## [TASK TO COMPLETE]
Pick out and copy every line below that has the word "name".

[Figure dataset records]
□ □ □ □ □

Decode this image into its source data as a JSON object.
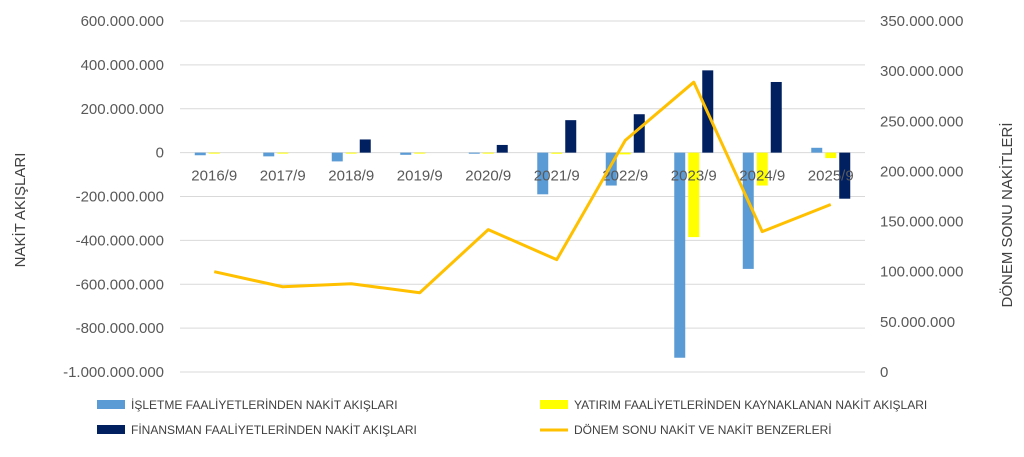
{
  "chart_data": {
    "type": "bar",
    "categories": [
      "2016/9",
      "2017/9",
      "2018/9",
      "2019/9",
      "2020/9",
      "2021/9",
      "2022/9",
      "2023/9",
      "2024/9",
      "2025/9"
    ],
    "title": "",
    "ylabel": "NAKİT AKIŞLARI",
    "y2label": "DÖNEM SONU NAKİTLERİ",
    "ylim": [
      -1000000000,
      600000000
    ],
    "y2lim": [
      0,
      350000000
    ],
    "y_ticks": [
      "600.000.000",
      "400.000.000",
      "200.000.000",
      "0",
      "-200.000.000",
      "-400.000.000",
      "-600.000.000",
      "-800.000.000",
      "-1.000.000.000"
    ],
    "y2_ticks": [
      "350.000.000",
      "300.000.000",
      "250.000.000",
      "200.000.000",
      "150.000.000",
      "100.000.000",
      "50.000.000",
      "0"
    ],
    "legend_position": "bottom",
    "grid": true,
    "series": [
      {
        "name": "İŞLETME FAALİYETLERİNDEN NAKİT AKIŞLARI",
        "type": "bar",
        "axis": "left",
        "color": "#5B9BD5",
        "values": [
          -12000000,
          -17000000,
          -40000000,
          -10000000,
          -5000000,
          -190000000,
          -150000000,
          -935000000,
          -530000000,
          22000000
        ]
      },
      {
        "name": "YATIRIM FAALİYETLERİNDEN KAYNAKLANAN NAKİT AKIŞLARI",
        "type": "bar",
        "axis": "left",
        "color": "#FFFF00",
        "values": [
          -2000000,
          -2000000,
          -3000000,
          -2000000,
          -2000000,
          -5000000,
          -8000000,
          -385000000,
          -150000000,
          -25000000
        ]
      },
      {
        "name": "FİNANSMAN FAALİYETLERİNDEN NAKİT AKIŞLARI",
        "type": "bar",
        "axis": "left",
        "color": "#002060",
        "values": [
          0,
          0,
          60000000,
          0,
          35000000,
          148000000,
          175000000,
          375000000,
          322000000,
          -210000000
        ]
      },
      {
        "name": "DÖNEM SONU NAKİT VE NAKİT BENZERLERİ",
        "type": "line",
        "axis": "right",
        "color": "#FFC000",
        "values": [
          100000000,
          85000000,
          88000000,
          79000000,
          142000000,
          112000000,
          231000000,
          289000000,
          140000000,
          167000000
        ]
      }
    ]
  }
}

□ □ □ □ □

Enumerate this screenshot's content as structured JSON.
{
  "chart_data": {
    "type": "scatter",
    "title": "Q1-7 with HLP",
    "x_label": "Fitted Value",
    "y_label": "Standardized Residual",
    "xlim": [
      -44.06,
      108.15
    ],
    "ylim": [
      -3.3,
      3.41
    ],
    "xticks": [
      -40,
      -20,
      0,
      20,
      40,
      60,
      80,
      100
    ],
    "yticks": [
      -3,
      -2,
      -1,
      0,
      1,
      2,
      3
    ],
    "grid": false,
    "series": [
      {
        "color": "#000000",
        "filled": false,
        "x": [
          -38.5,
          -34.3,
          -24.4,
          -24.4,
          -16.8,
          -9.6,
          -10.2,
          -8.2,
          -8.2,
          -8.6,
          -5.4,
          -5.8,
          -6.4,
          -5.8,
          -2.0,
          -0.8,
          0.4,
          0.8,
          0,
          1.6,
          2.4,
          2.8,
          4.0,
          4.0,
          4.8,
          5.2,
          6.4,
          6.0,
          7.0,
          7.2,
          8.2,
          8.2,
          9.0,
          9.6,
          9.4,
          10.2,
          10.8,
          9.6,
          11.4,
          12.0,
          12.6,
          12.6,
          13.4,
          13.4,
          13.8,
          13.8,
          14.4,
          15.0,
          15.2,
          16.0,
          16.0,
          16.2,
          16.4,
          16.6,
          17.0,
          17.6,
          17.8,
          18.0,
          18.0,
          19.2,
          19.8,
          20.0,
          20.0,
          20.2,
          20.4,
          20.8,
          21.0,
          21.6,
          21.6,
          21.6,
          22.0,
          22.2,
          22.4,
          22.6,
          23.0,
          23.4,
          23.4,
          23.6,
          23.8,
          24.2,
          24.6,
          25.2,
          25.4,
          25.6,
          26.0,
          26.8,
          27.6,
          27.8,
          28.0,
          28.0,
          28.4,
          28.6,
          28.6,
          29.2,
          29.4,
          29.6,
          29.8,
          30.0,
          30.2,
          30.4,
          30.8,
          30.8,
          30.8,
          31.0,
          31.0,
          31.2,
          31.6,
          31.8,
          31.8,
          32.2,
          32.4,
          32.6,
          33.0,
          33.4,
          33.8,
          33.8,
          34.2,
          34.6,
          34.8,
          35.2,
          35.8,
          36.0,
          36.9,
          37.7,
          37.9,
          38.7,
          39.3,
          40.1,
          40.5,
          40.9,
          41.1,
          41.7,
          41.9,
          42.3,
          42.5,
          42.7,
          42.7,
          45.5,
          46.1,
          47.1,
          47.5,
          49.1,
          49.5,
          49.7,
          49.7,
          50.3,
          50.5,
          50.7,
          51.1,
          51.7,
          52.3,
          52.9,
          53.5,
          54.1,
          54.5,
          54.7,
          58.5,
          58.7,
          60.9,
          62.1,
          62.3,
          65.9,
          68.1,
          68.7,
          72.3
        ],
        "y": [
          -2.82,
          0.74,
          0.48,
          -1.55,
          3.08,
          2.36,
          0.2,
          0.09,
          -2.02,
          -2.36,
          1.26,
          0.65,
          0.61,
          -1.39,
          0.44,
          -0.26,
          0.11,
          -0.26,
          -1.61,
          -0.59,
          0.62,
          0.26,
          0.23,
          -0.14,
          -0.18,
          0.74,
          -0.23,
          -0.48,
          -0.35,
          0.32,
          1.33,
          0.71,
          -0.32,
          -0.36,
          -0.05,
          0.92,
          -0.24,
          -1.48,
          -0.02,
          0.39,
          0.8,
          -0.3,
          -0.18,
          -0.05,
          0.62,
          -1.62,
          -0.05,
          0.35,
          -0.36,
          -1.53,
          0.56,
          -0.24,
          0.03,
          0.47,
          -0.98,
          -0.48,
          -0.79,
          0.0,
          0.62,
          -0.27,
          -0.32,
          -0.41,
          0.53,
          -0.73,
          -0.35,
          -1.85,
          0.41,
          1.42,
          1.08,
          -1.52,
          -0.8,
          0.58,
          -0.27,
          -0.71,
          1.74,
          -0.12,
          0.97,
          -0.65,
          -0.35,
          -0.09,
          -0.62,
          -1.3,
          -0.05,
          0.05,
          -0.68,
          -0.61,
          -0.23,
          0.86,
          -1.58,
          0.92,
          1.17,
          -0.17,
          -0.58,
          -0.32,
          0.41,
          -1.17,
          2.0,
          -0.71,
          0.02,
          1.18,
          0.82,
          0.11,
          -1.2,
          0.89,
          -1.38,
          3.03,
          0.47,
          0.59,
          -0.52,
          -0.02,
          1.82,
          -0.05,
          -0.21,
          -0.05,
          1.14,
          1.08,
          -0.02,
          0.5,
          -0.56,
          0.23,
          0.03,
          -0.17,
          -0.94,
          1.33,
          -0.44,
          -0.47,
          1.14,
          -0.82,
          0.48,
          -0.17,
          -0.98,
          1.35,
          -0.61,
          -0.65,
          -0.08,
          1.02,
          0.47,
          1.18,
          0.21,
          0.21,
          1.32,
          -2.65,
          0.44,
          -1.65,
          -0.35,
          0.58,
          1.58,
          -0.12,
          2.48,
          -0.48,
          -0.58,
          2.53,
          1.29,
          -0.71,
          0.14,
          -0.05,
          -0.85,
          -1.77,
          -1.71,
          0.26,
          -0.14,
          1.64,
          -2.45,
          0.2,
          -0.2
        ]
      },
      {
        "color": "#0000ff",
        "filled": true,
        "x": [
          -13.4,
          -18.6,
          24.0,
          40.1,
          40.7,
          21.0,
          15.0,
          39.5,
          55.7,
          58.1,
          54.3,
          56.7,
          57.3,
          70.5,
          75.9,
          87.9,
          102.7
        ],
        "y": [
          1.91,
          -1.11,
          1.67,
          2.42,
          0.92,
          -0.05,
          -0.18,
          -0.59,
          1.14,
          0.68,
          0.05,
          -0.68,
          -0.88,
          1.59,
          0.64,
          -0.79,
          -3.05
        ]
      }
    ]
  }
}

□ □ □ □ □

## [IN RESPONSE]
        "name": "İŞLETME FAALİYETLERİNDEN NAKİT AKIŞLARI",
        "name": "YATIRIM FAALİYETLERİNDEN KAYNAKLANAN NAKİT AKIŞLARI",
        "name": "FİNANSMAN FAALİYETLERİNDEN NAKİT AKIŞLARI",
        "name": "DÖNEM SONU NAKİT VE NAKİT BENZERLERİ",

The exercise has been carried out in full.